(Source records)
##############################
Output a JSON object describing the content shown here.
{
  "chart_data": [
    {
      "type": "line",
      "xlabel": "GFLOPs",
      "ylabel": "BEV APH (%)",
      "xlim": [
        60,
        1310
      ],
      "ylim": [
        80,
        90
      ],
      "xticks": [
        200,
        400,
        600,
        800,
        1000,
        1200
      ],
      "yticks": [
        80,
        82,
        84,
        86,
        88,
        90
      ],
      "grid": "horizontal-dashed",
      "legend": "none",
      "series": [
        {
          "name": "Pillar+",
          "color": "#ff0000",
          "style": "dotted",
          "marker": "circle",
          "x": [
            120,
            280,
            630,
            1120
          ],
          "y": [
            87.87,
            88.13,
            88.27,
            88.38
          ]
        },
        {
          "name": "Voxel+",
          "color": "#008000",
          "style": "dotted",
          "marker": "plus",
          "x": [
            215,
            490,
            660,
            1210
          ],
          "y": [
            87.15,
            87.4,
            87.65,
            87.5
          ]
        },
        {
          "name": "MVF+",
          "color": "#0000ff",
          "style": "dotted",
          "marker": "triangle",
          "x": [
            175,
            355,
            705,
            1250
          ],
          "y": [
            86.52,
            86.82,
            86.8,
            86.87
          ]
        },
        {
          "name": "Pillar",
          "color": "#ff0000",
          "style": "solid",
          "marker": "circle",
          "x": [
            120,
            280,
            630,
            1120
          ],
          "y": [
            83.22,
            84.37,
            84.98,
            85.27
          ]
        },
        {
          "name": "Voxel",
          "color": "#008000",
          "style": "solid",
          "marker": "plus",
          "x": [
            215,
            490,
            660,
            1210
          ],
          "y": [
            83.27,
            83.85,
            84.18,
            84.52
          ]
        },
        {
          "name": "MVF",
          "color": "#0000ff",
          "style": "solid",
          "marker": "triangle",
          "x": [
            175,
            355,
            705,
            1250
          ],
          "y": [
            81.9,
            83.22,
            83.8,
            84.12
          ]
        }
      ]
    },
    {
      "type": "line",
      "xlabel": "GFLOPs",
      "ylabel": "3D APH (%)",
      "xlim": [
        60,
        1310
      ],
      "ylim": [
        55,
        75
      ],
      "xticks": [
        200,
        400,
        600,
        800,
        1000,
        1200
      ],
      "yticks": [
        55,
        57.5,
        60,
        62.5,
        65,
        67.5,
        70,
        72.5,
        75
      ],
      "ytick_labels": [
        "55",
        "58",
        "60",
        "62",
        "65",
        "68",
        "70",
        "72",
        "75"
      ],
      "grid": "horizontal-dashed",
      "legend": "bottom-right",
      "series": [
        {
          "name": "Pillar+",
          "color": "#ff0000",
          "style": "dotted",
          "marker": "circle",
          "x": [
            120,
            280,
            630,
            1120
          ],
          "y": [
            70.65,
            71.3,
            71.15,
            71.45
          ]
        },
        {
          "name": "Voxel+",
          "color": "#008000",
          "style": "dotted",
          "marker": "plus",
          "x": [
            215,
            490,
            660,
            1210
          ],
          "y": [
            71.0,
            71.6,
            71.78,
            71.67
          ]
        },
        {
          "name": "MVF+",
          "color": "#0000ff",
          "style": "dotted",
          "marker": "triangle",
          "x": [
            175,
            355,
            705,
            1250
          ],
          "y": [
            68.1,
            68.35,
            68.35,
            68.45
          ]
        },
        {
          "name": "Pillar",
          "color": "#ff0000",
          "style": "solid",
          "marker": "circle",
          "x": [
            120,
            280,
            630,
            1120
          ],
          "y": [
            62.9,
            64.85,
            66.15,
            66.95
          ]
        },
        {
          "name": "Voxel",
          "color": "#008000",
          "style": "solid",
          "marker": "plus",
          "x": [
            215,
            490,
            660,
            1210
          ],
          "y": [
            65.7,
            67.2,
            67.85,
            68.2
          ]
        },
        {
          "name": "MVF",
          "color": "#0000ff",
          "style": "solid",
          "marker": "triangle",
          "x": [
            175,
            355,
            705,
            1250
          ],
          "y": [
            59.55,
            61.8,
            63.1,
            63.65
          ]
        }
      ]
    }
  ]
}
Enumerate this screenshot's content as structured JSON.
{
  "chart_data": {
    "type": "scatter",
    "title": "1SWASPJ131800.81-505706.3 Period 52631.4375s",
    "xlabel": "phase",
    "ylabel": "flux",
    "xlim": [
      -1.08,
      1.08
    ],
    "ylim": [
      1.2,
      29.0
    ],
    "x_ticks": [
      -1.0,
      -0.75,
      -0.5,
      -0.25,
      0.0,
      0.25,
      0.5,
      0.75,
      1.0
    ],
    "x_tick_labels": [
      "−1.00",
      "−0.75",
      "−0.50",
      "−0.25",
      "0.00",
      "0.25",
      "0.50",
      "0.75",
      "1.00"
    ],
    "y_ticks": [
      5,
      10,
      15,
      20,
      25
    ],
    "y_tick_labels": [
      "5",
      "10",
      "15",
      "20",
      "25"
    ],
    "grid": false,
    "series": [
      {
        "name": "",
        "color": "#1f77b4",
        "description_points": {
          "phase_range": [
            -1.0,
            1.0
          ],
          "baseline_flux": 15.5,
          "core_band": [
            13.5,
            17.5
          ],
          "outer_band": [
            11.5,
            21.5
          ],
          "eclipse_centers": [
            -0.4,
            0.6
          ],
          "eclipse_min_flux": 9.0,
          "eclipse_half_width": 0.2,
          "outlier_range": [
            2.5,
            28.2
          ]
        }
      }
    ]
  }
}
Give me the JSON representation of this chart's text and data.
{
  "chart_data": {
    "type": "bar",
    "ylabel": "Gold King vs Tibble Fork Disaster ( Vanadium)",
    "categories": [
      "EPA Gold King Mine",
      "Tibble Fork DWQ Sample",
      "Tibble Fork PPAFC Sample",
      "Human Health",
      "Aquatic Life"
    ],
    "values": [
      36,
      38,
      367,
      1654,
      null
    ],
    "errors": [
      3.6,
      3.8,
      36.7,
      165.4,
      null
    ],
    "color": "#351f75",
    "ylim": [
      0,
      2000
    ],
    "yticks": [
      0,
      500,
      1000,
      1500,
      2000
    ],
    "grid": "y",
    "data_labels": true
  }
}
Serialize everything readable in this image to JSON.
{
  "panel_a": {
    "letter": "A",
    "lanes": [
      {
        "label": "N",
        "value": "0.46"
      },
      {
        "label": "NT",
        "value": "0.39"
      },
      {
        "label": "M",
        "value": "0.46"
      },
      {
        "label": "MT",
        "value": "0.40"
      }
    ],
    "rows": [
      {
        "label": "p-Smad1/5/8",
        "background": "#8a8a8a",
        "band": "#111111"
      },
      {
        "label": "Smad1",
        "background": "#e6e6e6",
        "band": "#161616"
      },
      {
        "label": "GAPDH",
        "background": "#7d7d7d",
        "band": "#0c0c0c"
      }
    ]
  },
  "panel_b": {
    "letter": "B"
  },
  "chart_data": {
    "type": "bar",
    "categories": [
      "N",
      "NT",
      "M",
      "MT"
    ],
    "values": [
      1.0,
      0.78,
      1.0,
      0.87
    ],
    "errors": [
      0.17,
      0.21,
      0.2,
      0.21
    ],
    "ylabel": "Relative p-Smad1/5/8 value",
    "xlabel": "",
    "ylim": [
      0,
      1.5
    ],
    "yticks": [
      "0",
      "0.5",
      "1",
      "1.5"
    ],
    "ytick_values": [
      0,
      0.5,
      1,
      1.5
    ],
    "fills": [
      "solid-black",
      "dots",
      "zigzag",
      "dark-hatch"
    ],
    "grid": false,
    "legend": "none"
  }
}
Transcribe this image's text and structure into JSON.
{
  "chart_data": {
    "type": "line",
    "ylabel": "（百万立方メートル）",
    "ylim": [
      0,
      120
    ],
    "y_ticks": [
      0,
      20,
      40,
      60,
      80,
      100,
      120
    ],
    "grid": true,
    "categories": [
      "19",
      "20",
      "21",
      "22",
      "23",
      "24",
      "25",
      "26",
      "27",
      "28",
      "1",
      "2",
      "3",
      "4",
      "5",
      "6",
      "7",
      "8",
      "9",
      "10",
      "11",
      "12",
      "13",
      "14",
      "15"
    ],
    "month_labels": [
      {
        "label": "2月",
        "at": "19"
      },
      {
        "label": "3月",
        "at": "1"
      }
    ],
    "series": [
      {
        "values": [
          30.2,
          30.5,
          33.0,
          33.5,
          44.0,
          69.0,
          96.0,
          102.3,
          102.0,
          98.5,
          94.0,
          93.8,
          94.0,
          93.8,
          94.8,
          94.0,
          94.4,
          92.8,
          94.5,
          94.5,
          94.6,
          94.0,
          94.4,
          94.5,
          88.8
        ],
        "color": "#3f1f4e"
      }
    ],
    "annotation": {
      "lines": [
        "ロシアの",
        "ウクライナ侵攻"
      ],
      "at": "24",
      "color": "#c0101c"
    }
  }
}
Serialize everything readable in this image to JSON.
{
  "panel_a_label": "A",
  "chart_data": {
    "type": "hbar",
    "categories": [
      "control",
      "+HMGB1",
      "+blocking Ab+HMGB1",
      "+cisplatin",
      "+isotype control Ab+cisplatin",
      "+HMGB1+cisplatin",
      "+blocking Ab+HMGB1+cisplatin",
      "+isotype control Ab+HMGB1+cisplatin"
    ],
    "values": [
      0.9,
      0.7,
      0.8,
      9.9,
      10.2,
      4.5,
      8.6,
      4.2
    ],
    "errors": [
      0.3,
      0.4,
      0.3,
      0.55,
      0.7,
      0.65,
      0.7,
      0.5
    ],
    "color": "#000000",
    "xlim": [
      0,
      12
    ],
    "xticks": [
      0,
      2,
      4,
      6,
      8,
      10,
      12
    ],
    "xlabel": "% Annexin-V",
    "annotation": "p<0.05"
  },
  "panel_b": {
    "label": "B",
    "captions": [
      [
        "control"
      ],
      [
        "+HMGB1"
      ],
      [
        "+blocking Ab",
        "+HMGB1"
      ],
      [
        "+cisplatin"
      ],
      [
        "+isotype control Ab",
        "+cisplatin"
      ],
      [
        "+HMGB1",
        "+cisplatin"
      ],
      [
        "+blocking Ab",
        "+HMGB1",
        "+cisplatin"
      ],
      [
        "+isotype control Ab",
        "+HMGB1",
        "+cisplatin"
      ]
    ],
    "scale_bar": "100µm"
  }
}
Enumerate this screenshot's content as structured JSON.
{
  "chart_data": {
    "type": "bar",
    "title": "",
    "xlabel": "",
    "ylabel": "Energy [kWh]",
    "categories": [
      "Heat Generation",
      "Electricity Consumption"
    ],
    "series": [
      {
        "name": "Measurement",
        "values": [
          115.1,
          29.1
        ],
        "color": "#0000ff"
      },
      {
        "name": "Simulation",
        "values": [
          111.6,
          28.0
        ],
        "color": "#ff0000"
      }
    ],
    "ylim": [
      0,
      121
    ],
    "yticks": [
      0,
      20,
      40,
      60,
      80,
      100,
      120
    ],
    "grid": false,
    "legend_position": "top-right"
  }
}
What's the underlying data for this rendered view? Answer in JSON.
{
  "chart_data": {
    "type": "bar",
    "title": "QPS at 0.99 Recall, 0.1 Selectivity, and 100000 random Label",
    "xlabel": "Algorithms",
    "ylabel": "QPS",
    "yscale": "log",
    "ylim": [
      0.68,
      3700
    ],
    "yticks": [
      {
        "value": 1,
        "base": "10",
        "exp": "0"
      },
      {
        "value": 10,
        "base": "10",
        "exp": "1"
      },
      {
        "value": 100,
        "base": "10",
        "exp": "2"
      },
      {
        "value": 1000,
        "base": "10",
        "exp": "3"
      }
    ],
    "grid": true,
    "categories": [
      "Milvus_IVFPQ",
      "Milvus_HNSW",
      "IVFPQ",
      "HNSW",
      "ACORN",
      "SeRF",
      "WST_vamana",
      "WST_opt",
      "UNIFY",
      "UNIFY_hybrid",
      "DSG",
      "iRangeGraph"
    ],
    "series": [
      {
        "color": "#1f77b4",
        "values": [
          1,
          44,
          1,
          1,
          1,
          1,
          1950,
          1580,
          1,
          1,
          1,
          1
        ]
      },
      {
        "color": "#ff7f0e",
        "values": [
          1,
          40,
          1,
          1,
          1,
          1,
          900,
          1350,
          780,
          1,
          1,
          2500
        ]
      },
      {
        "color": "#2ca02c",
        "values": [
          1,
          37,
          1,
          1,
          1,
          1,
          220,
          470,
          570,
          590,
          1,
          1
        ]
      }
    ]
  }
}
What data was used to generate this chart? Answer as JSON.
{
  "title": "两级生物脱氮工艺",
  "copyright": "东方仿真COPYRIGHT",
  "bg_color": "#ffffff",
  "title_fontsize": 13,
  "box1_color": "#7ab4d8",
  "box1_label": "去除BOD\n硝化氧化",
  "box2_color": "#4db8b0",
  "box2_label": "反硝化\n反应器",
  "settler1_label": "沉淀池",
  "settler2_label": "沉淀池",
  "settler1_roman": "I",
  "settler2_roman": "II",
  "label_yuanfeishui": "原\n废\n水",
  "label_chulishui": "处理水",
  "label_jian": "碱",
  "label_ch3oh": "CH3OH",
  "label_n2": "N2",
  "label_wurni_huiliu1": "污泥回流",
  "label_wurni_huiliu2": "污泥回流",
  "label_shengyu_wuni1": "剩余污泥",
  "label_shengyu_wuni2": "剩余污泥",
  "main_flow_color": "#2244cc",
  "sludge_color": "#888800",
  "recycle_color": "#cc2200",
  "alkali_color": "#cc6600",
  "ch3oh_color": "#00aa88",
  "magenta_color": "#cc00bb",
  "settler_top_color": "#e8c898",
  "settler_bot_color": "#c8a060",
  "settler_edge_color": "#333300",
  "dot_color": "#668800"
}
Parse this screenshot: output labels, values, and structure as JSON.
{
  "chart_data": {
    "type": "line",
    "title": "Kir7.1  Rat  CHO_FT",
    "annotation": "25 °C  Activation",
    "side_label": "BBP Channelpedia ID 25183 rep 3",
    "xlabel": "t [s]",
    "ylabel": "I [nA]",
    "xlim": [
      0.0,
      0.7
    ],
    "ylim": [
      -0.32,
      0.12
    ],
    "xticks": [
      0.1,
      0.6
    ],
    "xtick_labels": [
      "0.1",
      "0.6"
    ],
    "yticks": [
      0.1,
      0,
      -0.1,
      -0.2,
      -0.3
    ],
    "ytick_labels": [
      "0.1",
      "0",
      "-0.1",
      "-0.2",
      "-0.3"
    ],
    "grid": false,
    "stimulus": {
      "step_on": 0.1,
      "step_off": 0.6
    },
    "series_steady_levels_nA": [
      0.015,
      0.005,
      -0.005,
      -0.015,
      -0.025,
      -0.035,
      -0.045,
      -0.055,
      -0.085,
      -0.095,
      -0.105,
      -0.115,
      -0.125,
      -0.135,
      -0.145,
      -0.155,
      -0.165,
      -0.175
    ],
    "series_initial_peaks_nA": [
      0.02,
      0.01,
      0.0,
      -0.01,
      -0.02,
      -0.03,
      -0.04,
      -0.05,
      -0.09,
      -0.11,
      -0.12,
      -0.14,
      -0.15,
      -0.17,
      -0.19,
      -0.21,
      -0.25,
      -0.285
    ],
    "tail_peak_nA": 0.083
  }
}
##############################
(Directions) Identify each line in the records above containing the word "blocking"; copy those lines.

(Written answer)
      "+blocking Ab+HMGB1",
      "+blocking Ab+HMGB1+cisplatin",
        "+blocking Ab",
        "+blocking Ab",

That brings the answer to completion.